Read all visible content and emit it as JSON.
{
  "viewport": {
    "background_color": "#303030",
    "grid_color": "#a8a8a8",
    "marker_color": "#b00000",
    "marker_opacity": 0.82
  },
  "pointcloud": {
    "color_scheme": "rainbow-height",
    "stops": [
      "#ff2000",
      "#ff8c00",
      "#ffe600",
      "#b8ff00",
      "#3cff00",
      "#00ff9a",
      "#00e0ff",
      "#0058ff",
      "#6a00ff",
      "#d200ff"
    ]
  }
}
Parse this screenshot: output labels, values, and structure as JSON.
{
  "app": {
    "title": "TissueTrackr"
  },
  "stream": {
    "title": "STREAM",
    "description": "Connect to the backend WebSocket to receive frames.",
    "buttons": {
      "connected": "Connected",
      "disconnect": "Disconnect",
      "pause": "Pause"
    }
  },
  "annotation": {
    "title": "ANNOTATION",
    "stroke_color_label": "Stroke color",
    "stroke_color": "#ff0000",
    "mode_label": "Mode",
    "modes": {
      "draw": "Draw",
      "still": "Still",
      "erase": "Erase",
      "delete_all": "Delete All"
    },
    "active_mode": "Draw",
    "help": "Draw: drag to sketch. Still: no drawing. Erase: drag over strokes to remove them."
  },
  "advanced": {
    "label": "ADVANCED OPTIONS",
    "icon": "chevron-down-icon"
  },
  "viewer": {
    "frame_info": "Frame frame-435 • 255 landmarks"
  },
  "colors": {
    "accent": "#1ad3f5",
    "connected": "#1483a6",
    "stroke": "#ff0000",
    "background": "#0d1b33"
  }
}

Problem requirements: Copy out all of the data exactly, leaving nothing out.

Complete response:
Read all visible content and emit it as JSON.
{
  "viewport": {
    "background_color": "#303030",
    "grid_color": "#a8a8a8",
    "marker_color": "#b00000",
    "marker_opacity": 0.82
  },
  "pointcloud": {
    "color_scheme": "rainbow-height",
    "stops": [
      "#ff2000",
      "#ff8c00",
      "#ffe600",
      "#b8ff00",
      "#3cff00",
      "#00ff9a",
      "#00e0ff",
      "#0058ff",
      "#6a00ff",
      "#d200ff"
    ]
  }
}
Parse this screenshot: output labels, values, and structure as JSON.
{
  "app": {
    "title": "TissueTrackr"
  },
  "stream": {
    "title": "STREAM",
    "description": "Connect to the backend WebSocket to receive frames.",
    "buttons": {
      "connected": "Connected",
      "disconnect": "Disconnect",
      "pause": "Pause"
    }
  },
  "annotation": {
    "title": "ANNOTATION",
    "stroke_color_label": "Stroke color",
    "stroke_color": "#ff0000",
    "mode_label": "Mode",
    "modes": {
      "draw": "Draw",
      "still": "Still",
      "erase": "Erase",
      "delete_all": "Delete All"
    },
    "active_mode": "Draw",
    "help": "Draw: drag to sketch. Still: no drawing. Erase: drag over strokes to remove them."
  },
  "advanced": {
    "label": "ADVANCED OPTIONS",
    "icon": "chevron-down-icon"
  },
  "viewer": {
    "frame_info": "Frame frame-435 • 255 landmarks"
  },
  "colors": {
    "accent": "#1ad3f5",
    "connected": "#1483a6",
    "stroke": "#ff0000",
    "background": "#0d1b33"
  }
}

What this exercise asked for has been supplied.